*Task brief*:
Please give the count of lines holding the string "disability" and nothing besides.

*Input data*:
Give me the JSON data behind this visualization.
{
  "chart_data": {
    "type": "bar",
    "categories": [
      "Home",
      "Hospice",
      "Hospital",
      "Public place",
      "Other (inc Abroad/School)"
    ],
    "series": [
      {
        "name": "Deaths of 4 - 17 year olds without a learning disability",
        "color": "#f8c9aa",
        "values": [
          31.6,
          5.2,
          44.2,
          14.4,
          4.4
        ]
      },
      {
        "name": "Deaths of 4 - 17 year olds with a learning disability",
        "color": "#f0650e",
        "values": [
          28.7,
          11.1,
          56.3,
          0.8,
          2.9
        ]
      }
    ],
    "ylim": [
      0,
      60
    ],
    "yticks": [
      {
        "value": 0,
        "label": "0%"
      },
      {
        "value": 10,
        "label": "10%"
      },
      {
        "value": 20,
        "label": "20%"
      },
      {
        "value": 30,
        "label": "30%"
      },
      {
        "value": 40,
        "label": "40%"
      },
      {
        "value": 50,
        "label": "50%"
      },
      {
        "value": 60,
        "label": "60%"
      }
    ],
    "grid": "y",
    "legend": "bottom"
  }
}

*Output*:
2